OBJECTIVE 1 – List every subject area that the passage on the intelligence studies curriculum names as part of the College's general education core.
OBJECTIVE 2 – Decide whether each statement agrees with the passage on the intelligence studies curriculum. Answer yes or no and quote the words from the passage that decide it. (a) Students must complete twelve credits of foreign language study in Arabic or Spanish. (b) Each core course counts for four credits. (c) Practitioners favored a specialized technical education over a liberal arts education for future analysts.

* start TEXT *

Meanwhile, the Department of History and Political Science, which was where the new undergraduate program in intelligence studies would be housed, had undertaken the task of designing that curriculum. As noted above, the decision was to design a curriculum in intelligence studies that would include courses that would teach students basic skill sets needed to compete successfully for an entry-level position as an intelligence analyst as well as expose them to intelligence theory, practice, and history. A set of core courses would be offered, supplemented by the College’s general education core and required electives. Finally, students would be required to complete twelve credits of foreign language study in either Arabic or Spanish, the only languages currently being taught at Notre Dame College. The final curriculum includes:

  • Introduction to U.S. Intelligence
  • Writing for Intelligence
  • Methods of Research & Analysis
  • History of Terrorism
  • Advanced Research & Analysis
  • Competitive (Business) Intelligence
  • Methods of Financial Investigation & Research
  • Intelligence and National Security
  • Strategic Intelligence

Each course listed above counts for three credits. In addition, students complete the College’s general education core, including courses in critical thinking, computer skills, mathematics, laboratory science, social science, literature, and writing. Elective coursework in American Foreign Policy, International Relations, International Law, Comparative Politics, non-western history, 3 Anthropology, Economics, Literature, Business, and a foreign language supplement the required coursework. The student also completes an internship and a senior research project. The curriculum takes note of the private sector’s interest in intelligence analysis by offering two courses related to competitive (business) intelligence in the core.

As with the certificate design, various practitioners were consulted, both locally and nationally. When asked what skills a prospective intelligence analyst should possess, the universal response emphasized good critical thinking/reasoning/analytical abilities, strong communications skills (both oral and written), and good computer skills. Repeatedly, practitioners argued for a solid liberal arts education as the foundation for preparing future analysts. This input greatly affected the ultimate design of the intelligence studies curriculum. In addition, those consulted either expressed a willingness to teach in the program, helped recruit instructors, or agreed to serve as members of an advisory board.

* end TEXT *
* start EXTRACTED MATERIAL *

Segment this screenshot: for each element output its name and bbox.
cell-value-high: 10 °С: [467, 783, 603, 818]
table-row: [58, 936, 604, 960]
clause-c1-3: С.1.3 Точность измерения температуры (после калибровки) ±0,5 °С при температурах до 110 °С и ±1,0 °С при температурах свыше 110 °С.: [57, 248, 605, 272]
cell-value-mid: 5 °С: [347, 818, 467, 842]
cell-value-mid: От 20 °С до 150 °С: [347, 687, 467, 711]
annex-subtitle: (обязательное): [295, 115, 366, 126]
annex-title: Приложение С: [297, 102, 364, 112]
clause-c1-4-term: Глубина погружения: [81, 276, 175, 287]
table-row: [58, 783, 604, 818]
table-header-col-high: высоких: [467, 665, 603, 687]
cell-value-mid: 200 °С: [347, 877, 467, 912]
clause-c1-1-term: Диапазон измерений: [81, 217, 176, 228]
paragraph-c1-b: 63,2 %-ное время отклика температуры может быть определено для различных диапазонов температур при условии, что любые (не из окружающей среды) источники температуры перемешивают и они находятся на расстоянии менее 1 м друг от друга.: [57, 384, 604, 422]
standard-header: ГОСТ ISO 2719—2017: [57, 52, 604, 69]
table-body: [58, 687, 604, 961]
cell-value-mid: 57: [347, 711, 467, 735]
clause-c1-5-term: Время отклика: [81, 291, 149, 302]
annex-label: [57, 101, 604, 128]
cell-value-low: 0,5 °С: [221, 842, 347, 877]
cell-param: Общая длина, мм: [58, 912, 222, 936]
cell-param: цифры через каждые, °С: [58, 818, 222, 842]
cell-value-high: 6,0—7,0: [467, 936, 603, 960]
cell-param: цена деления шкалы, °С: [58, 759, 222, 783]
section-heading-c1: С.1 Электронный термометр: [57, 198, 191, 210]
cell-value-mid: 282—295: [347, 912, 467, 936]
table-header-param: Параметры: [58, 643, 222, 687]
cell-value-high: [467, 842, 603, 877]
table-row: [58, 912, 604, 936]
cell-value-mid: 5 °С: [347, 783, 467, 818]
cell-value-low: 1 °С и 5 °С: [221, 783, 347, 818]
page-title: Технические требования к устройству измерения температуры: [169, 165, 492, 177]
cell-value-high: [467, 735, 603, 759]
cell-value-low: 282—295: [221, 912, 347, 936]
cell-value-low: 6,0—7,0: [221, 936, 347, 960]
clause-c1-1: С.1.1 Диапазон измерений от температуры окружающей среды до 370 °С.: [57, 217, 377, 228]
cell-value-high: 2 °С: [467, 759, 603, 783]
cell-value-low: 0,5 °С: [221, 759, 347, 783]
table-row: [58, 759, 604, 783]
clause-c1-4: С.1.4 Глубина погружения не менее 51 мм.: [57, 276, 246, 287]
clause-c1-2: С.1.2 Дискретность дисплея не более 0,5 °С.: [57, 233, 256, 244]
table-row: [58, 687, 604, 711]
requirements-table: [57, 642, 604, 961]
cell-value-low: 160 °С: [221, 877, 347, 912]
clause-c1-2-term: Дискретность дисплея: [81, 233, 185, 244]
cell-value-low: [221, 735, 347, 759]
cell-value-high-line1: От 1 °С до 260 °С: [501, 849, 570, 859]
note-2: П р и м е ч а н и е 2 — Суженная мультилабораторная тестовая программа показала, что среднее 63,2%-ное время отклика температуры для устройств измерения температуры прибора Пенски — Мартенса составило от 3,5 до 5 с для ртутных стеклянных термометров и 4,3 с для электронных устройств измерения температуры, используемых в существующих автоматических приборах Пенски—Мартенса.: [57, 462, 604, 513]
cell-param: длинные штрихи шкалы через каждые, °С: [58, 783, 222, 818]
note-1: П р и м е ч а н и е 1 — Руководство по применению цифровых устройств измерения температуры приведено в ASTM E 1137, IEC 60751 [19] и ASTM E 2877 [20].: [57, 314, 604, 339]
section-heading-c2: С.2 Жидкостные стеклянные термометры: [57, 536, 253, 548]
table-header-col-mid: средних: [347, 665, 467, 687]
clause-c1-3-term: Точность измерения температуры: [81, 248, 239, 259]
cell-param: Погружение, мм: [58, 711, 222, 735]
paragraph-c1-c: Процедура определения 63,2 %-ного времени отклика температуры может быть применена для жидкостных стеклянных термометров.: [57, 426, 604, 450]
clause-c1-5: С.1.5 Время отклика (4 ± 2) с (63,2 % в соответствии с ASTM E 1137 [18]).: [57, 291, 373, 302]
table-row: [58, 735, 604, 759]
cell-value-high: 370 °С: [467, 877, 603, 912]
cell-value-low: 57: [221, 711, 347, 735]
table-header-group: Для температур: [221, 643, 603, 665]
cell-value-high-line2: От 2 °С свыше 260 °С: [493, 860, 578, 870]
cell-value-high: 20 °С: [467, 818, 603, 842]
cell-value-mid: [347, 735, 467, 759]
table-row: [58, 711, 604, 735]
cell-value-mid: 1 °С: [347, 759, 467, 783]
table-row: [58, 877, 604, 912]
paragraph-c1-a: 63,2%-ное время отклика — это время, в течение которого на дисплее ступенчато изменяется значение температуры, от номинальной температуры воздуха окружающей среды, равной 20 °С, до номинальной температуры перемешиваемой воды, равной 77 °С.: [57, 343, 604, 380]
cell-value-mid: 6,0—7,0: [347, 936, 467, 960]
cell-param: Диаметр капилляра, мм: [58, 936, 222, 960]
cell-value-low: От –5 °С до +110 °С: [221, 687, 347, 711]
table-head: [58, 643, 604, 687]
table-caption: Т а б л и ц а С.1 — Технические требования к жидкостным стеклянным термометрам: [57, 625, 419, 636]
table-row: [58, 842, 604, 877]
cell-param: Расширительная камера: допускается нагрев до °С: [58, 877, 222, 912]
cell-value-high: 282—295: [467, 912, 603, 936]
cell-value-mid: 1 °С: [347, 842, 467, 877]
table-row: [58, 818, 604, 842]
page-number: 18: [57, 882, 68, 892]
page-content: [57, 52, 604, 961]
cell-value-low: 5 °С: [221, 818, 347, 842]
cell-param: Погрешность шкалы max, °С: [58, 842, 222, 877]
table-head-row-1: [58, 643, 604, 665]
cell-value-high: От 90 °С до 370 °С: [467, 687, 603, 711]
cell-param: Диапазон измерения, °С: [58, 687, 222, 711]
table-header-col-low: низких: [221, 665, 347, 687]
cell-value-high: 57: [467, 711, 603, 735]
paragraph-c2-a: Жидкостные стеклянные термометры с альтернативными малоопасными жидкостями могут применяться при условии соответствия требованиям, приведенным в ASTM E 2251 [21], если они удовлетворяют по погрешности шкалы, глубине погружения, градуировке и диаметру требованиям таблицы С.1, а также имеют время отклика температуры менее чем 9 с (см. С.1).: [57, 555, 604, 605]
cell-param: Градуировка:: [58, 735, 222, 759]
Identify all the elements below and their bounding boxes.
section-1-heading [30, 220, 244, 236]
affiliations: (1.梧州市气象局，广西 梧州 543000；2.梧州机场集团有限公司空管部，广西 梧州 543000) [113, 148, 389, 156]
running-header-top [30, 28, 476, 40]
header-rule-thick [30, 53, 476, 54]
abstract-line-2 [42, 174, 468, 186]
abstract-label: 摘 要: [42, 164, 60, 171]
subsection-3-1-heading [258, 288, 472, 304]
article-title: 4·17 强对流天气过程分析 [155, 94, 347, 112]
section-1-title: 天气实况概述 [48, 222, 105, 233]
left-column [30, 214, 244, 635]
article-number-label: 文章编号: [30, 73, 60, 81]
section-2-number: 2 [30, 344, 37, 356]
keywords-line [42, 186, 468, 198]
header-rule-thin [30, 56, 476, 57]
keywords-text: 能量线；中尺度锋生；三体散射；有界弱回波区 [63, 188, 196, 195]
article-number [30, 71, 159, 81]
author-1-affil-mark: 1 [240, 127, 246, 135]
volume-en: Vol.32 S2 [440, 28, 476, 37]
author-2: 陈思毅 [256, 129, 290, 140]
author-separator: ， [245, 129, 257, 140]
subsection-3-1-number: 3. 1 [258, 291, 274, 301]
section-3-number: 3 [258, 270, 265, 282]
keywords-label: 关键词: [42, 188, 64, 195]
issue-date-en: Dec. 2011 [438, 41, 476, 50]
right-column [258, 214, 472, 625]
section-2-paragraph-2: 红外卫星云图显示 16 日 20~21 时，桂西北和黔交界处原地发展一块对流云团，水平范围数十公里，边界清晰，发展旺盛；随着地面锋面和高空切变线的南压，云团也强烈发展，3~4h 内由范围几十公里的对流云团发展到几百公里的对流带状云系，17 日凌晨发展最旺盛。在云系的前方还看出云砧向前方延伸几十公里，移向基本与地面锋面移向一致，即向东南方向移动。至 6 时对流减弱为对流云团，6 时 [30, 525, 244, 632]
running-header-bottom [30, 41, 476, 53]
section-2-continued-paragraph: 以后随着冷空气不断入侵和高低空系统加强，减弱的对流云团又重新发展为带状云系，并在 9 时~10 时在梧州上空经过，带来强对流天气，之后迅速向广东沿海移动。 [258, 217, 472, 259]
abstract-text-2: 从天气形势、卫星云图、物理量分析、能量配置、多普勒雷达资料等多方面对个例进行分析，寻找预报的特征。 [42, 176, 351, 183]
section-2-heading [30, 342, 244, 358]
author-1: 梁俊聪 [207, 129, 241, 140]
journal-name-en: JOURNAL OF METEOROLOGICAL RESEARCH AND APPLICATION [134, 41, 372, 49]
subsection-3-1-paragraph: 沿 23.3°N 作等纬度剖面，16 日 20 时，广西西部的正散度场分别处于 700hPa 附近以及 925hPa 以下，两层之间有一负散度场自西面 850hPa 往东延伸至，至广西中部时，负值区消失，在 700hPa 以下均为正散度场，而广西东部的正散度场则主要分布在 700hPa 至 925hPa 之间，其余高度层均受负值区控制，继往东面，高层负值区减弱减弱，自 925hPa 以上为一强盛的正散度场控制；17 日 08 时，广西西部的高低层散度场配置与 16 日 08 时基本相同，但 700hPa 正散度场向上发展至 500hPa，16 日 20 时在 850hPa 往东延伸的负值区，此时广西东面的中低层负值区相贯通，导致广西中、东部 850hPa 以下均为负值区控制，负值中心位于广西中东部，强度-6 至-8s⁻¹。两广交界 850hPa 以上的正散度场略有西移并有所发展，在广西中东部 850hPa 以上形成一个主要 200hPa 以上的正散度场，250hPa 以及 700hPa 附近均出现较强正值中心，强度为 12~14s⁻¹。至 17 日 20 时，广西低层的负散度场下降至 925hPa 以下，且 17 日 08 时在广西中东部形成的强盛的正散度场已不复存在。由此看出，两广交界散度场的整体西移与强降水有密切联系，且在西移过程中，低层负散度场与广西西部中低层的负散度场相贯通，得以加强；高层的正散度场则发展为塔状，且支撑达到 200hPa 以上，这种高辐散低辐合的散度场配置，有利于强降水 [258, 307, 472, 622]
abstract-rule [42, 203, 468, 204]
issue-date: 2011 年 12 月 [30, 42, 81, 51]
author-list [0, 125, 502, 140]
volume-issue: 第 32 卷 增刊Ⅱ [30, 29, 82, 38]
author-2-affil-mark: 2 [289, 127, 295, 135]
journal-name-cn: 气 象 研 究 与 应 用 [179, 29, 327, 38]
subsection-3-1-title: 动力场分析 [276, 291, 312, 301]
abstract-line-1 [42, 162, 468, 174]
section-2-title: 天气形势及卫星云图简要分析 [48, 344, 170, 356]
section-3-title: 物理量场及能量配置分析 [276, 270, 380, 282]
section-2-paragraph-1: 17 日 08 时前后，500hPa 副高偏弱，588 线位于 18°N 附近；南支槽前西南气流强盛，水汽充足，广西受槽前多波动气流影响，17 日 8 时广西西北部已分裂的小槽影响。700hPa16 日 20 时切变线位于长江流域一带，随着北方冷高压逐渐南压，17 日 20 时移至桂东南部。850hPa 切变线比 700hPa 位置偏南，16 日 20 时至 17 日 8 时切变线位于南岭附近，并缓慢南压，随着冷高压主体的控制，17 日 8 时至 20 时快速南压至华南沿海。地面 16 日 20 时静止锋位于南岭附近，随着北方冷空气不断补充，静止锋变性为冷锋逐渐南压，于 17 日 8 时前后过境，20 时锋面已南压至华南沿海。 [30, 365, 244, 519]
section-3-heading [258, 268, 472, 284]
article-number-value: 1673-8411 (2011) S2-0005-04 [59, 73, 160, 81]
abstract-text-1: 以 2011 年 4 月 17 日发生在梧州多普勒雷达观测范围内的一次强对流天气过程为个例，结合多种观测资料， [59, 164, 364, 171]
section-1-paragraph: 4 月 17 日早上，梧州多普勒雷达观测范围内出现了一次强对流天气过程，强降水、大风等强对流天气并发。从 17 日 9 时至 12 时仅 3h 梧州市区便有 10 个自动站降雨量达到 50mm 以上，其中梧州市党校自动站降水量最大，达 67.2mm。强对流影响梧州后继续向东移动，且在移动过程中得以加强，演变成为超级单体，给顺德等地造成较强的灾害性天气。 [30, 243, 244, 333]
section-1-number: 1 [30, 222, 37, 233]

* end EXTRACTED MATERIAL *

TASK RESPONSE 1 –
- Critical thinking
- Computer skills
- Mathematics
- Laboratory science
- Social science
- Literature
- Writing

TASK RESPONSE 2 –
(a) Yes: "students would be required to complete twelve credits of foreign language study in either Arabic or Spanish"
(b) No: "Each course listed above counts for three credits."
(c) No: "Repeatedly, practitioners argued for a solid liberal arts education as the foundation for preparing future analysts."